## Registros extraídos de una colección
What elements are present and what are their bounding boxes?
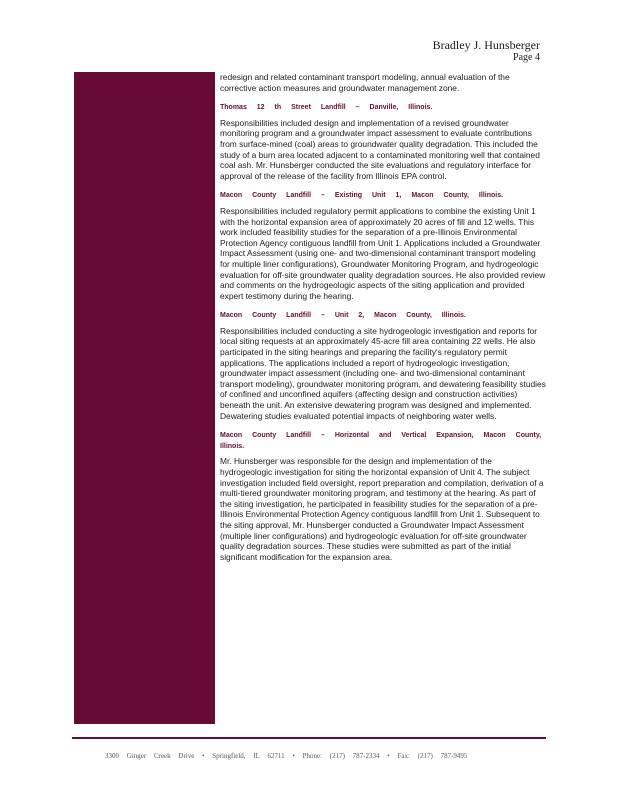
project-entry	[220, 191, 546, 301]
project-description: Responsibilities included regulatory permit applications to combine the existing Unit 1 with the horizontal expansion area of approximately 20 acres of fill and 12 wells. This work included feasibility studies for the separation of a pre-Illinois Environmental Protection Agency contiguous landfill from Unit 1. Applications included a Groundwater Impact Assessment (using one- and two-dimensional contaminant transport modeling for multiple liner configurations), Groundwater Monitoring Program, and hydrogeologic evaluation for off-site groundwater quality degradation sources. He also provided review and comments on the hydrogeologic aspects of the siting application and provided expert testimony during the hearing.	[220, 205, 546, 301]
author-name: Bradley J. Hunsberger	[432, 38, 540, 52]
project-title: Macon County Landfill – Existing Unit 1, Macon County, Illinois.	[220, 192, 504, 200]
project-description: Responsibilities included design and implementation of a revised groundwater monitoring program and a groundwater impact assessment to evaluate contributions from surface-mined (coal) areas to groundwater quality degradation. This included the study of a burn area located adjacent to a contaminated monitoring well that contained coal ash. Mr. Hunsberger conducted the site evaluations and regulatory interface for approval of the release of the facility from Illinois EPA control.	[220, 117, 540, 181]
project-entry	[220, 103, 546, 181]
page-number: Page 4	[513, 52, 540, 63]
project-entry	[220, 431, 546, 562]
project-title: Thomas 12 th Street Landfill – Danville, Illinois.	[220, 104, 433, 112]
footer-divider	[72, 737, 546, 739]
project-entry	[220, 311, 546, 421]
footer-contact: 3300 Ginger Creek Drive • Springfield, IL 62711 • Phone: (217) 787-2334 • Fax: (217) 787-9495	[105, 752, 468, 760]
page-header	[433, 38, 540, 64]
project-title: Macon County Landfill – Unit 2, Macon County, Illinois.	[220, 312, 466, 320]
resume-content	[220, 72, 546, 572]
project-description: Responsibilities included conducting a site hydrogeologic investigation and reports for local siting requests at an approximately 45-acre fill area containing 22 wells. He also participated in the siting hearings and preparing the facility's regulatory permit applications. The applications included a report of hydrogeologic investigation, groundwater impact assessment (including one- and two-dimensional contaminant transport modeling), groundwater monitoring program, and dewatering feasibility studies of confined and unconfined aquifers (affecting design and construction activities) beneath the unit. An extensive dewatering program was designed and implemented. Dewatering studies evaluated potential impacts of neighboring water wells.	[220, 325, 546, 421]
sidebar-accent-bar	[74, 72, 215, 724]
project-title: Macon County Landfill – Horizontal and Vertical Expansion, Macon County, Illinois.	[220, 432, 542, 450]
project-description: Mr. Hunsberger was responsible for the design and implementation of the hydrogeologic investigation for siting the horizontal expansion of Unit 4. The subject investigation included field oversight, report preparation and compilation, derivation of a multi-tiered groundwater monitoring program, and testimony at the hearing. As part of the siting investigation, he participated in feasibility studies for the separation of a pre-Illinois Environmental Protection Agency contiguous landfill from Unit 1. Subsequent to the siting approval, Mr. Hunsberger conducted a Groundwater Impact Assessment (multiple liner configurations) and hydrogeologic evaluation for off-site groundwater quality degradation sources. These studies were submitted as part of the initial significant modification for the expansion area.	[220, 456, 544, 562]
intro-paragraph: redesign and related contaminant transport modeling, annual evaluation of the corrective action measures and groundwater management zone.	[220, 72, 510, 93]
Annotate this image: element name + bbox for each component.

## Trabajo requerido
Modifique las líneas desde la que contiene "191, 546, 301]" hasta la que contiene "72, 546, 572]", ambas incluidas, sustituyendo "project-entry" por "project-item" y dejando todo lo demás intacto. Presente únicamente esas líneas.

## Solución
project-item	[220, 191, 546, 301]
project-description: Responsibilities included regulatory permit applications to combine the existing Unit 1 with the horizontal expansion area of approximately 20 acres of fill and 12 wells. This work included feasibility studies for the separation of a pre-Illinois Environmental Protection Agency contiguous landfill from Unit 1. Applications included a Groundwater Impact Assessment (using one- and two-dimensional contaminant transport modeling for multiple liner configurations), Groundwater Monitoring Program, and hydrogeologic evaluation for off-site groundwater quality degradation sources. He also provided review and comments on the hydrogeologic aspects of the siting application and provided expert testimony during the hearing.	[220, 205, 546, 301]
author-name: Bradley J. Hunsberger	[432, 38, 540, 52]
project-title: Macon County Landfill – Existing Unit 1, Macon County, Illinois.	[220, 192, 504, 200]
project-description: Responsibilities included design and implementation of a revised groundwater monitoring program and a groundwater impact assessment to evaluate contributions from surface-mined (coal) areas to groundwater quality degradation. This included the study of a burn area located adjacent to a contaminated monitoring well that contained coal ash. Mr. Hunsberger conducted the site evaluations and regulatory interface for approval of the release of the facility from Illinois EPA control.	[220, 117, 540, 181]
project-item	[220, 103, 546, 181]
page-number: Page 4	[513, 52, 540, 63]
project-item	[220, 431, 546, 562]
project-title: Thomas 12 th Street Landfill – Danville, Illinois.	[220, 104, 433, 112]
footer-divider	[72, 737, 546, 739]
project-item	[220, 311, 546, 421]
footer-contact: 3300 Ginger Creek Drive • Springfield, IL 62711 • Phone: (217) 787-2334 • Fax: (217) 787-9495	[105, 752, 468, 760]
page-header	[433, 38, 540, 64]
project-title: Macon County Landfill – Unit 2, Macon County, Illinois.	[220, 312, 466, 320]
resume-content	[220, 72, 546, 572]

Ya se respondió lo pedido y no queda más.